'''
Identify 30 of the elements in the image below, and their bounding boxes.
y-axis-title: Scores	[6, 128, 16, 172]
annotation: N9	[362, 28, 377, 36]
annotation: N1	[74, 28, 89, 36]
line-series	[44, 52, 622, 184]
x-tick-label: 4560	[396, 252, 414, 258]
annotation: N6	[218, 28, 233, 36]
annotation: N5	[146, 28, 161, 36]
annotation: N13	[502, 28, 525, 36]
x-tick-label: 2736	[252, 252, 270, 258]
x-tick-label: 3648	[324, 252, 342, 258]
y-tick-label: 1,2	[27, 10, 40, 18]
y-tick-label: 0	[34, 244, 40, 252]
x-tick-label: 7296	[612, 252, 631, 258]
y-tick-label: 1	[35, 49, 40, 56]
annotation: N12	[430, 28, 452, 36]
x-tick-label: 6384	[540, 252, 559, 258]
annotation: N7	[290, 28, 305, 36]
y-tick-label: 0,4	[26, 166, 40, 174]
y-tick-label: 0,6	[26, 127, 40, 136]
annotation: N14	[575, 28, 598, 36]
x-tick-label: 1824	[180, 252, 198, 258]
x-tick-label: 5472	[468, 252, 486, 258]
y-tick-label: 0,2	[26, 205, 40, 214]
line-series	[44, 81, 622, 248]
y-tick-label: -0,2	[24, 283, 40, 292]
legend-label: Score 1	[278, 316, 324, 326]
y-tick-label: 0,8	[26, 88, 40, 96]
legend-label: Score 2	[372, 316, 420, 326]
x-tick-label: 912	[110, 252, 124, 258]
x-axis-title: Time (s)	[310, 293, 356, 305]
'''
▶ **Job**: Set down every line of the records above once more, without altering a single character.

▶ **Output below**:
Identify 30 of the elements in the image below, and their bounding boxes.
y-axis-title: Scores	[6, 128, 16, 172]
annotation: N9	[362, 28, 377, 36]
annotation: N1	[74, 28, 89, 36]
line-series	[44, 52, 622, 184]
x-tick-label: 4560	[396, 252, 414, 258]
annotation: N6	[218, 28, 233, 36]
annotation: N5	[146, 28, 161, 36]
annotation: N13	[502, 28, 525, 36]
x-tick-label: 2736	[252, 252, 270, 258]
x-tick-label: 3648	[324, 252, 342, 258]
y-tick-label: 1,2	[27, 10, 40, 18]
y-tick-label: 0	[34, 244, 40, 252]
x-tick-label: 7296	[612, 252, 631, 258]
y-tick-label: 1	[35, 49, 40, 56]
annotation: N12	[430, 28, 452, 36]
x-tick-label: 6384	[540, 252, 559, 258]
annotation: N7	[290, 28, 305, 36]
y-tick-label: 0,4	[26, 166, 40, 174]
y-tick-label: 0,6	[26, 127, 40, 136]
annotation: N14	[575, 28, 598, 36]
x-tick-label: 1824	[180, 252, 198, 258]
x-tick-label: 5472	[468, 252, 486, 258]
y-tick-label: 0,2	[26, 205, 40, 214]
line-series	[44, 81, 622, 248]
y-tick-label: -0,2	[24, 283, 40, 292]
legend-label: Score 1	[278, 316, 324, 326]
y-tick-label: 0,8	[26, 88, 40, 96]
legend-label: Score 2	[372, 316, 420, 326]
x-tick-label: 912	[110, 252, 124, 258]
x-axis-title: Time (s)	[310, 293, 356, 305]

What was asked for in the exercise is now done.